- [What needs to be done]: Examine the records and identify each line that includes the string "paralizar". Copy those lines.

Data records
━━━━━━━━━━━━━━━━━━━━━━━━━━━━━━

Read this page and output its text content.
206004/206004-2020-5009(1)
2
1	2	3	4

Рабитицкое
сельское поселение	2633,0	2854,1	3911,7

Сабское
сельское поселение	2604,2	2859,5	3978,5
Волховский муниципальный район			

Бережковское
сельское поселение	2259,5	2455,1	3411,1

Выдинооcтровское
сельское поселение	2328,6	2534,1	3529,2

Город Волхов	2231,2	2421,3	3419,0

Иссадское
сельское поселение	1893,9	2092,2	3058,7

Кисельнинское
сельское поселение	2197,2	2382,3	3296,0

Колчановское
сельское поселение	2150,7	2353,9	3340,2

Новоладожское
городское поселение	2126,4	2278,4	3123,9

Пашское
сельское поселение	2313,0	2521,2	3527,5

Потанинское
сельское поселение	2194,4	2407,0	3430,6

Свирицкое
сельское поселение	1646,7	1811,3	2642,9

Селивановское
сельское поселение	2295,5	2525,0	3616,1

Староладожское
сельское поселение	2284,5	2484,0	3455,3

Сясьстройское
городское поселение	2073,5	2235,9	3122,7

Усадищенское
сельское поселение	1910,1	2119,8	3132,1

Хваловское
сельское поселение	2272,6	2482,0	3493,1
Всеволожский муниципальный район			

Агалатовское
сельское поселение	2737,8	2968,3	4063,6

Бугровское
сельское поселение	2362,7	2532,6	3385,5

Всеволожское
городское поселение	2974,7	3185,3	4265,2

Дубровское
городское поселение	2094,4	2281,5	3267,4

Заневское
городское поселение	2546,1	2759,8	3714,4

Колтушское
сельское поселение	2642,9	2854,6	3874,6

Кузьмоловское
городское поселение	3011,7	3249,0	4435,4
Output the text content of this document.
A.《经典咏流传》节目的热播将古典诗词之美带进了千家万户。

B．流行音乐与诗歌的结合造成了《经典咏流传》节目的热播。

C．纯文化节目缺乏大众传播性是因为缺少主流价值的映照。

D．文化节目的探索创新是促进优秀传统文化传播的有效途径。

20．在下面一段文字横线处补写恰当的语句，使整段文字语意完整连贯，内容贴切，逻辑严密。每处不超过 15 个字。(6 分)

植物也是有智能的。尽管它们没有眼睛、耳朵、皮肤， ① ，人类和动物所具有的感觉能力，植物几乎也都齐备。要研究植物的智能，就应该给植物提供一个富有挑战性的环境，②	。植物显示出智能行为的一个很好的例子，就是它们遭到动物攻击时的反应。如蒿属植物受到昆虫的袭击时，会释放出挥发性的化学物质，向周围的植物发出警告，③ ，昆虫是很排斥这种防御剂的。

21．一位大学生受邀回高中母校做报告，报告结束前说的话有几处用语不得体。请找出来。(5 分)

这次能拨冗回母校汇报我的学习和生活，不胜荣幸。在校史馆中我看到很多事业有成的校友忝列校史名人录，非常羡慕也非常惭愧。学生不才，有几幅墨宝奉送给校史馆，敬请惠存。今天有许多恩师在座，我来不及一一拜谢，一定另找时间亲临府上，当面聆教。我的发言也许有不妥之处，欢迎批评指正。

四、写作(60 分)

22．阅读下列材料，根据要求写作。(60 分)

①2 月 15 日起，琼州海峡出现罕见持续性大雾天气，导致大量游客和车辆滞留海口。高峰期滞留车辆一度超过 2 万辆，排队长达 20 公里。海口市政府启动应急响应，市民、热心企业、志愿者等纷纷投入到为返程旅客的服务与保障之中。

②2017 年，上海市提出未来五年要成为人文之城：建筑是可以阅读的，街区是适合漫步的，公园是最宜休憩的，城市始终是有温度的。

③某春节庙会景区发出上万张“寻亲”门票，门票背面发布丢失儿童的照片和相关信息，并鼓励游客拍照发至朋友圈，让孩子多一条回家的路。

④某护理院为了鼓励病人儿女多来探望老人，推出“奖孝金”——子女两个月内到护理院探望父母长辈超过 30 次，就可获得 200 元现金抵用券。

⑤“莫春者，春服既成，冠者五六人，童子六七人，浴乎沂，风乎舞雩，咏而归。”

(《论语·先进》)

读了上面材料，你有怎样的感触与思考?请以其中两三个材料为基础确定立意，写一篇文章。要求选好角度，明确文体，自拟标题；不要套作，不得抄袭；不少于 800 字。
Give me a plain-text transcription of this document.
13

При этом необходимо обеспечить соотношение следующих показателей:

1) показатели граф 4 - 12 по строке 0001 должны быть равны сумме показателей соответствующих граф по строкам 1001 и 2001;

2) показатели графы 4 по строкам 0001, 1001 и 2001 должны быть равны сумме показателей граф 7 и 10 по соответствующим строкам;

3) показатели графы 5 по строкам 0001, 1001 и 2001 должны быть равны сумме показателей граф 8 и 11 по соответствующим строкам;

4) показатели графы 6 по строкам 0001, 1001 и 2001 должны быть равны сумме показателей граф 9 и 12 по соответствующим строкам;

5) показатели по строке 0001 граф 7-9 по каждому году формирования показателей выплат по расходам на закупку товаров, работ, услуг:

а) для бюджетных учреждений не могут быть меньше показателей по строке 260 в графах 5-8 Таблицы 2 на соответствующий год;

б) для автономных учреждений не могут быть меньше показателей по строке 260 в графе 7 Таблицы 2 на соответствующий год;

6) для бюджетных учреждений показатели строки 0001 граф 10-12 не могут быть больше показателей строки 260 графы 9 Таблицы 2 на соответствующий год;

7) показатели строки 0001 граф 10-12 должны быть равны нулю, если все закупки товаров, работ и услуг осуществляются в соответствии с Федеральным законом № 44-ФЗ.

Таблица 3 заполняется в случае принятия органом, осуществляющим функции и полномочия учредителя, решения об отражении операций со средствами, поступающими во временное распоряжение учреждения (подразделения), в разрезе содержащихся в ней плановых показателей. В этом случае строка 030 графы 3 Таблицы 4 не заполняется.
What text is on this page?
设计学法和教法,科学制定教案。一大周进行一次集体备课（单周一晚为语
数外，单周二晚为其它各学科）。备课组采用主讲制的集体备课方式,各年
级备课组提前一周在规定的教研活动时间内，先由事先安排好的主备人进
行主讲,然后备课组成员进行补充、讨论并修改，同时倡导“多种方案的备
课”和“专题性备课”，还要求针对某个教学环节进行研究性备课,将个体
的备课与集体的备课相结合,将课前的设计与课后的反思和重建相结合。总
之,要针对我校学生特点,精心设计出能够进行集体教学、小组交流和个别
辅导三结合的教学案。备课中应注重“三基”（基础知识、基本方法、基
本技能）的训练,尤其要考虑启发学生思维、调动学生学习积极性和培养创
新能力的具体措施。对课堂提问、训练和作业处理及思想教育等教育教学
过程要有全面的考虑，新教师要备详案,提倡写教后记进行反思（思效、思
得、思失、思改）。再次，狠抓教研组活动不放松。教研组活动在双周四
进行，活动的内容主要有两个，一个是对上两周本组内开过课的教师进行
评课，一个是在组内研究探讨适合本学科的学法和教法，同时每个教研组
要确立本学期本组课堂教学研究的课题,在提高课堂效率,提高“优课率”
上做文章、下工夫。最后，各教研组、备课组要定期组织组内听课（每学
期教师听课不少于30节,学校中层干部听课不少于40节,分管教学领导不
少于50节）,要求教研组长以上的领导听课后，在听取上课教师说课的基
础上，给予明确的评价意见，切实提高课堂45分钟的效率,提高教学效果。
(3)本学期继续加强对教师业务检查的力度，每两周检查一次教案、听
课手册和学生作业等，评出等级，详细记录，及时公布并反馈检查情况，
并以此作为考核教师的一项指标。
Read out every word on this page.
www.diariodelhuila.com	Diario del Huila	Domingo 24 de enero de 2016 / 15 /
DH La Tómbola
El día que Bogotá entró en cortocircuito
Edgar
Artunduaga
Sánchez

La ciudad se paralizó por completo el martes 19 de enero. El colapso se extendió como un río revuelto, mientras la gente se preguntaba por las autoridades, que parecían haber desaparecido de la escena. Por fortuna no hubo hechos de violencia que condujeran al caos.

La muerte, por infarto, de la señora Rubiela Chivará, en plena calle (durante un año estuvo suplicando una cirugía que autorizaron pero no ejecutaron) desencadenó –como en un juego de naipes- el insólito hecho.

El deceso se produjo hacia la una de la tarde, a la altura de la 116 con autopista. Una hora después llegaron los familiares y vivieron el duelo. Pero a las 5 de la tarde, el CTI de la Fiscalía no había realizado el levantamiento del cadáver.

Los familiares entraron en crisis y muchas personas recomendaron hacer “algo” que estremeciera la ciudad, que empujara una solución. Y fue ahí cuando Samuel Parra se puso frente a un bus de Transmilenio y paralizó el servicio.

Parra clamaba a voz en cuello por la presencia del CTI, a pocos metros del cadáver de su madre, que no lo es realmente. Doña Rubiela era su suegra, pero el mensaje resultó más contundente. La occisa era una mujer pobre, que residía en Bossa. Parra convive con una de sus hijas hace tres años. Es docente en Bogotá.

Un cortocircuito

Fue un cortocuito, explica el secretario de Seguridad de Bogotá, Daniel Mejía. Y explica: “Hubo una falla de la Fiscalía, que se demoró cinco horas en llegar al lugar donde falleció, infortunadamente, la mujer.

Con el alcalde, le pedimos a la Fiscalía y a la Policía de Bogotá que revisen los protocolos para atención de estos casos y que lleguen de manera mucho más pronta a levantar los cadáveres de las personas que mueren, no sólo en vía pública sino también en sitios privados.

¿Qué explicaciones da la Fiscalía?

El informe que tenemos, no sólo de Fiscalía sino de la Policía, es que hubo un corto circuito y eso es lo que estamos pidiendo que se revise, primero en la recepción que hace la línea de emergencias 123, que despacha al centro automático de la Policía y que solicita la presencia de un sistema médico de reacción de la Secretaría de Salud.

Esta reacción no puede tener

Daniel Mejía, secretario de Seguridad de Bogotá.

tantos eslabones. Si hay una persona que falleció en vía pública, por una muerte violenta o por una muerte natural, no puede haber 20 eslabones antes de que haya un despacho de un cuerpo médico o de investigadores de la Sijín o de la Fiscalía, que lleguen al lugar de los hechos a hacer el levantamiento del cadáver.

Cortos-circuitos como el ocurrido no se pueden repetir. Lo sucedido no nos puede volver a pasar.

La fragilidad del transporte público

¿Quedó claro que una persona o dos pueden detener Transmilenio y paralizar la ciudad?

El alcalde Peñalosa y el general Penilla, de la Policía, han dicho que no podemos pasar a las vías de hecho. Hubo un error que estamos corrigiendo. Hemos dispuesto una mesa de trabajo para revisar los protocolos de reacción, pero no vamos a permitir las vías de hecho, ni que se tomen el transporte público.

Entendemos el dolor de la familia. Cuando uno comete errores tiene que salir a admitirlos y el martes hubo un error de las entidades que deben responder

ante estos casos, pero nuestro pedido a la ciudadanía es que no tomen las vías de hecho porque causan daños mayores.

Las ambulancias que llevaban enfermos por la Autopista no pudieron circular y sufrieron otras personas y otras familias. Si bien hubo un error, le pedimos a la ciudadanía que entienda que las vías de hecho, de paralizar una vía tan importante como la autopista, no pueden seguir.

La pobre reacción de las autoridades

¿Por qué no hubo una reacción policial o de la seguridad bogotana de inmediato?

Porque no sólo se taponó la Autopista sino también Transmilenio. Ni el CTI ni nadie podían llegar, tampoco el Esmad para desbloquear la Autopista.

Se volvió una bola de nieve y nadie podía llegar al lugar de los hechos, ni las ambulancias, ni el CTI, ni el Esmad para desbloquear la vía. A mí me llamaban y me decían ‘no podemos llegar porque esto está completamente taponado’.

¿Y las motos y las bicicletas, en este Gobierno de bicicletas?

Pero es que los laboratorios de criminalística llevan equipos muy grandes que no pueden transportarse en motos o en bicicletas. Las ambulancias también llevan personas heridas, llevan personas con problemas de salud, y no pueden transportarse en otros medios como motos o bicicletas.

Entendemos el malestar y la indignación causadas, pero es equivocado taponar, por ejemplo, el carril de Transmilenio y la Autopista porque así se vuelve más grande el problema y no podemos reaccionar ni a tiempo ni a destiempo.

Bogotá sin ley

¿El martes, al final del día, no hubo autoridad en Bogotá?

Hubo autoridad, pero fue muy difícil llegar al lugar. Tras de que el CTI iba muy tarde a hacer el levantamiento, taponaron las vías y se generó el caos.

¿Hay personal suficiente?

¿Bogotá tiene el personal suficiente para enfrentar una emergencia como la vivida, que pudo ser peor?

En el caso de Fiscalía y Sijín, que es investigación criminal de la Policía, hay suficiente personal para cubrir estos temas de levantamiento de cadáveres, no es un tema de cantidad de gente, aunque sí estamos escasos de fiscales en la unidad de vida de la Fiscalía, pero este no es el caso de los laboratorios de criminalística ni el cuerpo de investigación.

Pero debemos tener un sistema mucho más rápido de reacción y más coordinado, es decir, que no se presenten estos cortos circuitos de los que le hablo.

━━━━━━━━━━━━━━━━━━━━━━━━━━━━━━

- [Response for this exercise]:
¿Quedó claro que una persona o dos pueden detener Transmilenio y paralizar la ciudad?
Las ambulancias que llevaban enfermos por la Autopista no pudieron circular y sufrieron otras personas y otras familias. Si bien hubo un error, le pedimos a la ciudadanía que entienda que las vías de hecho, de paralizar una vía tan importante como la autopista, no pueden seguir.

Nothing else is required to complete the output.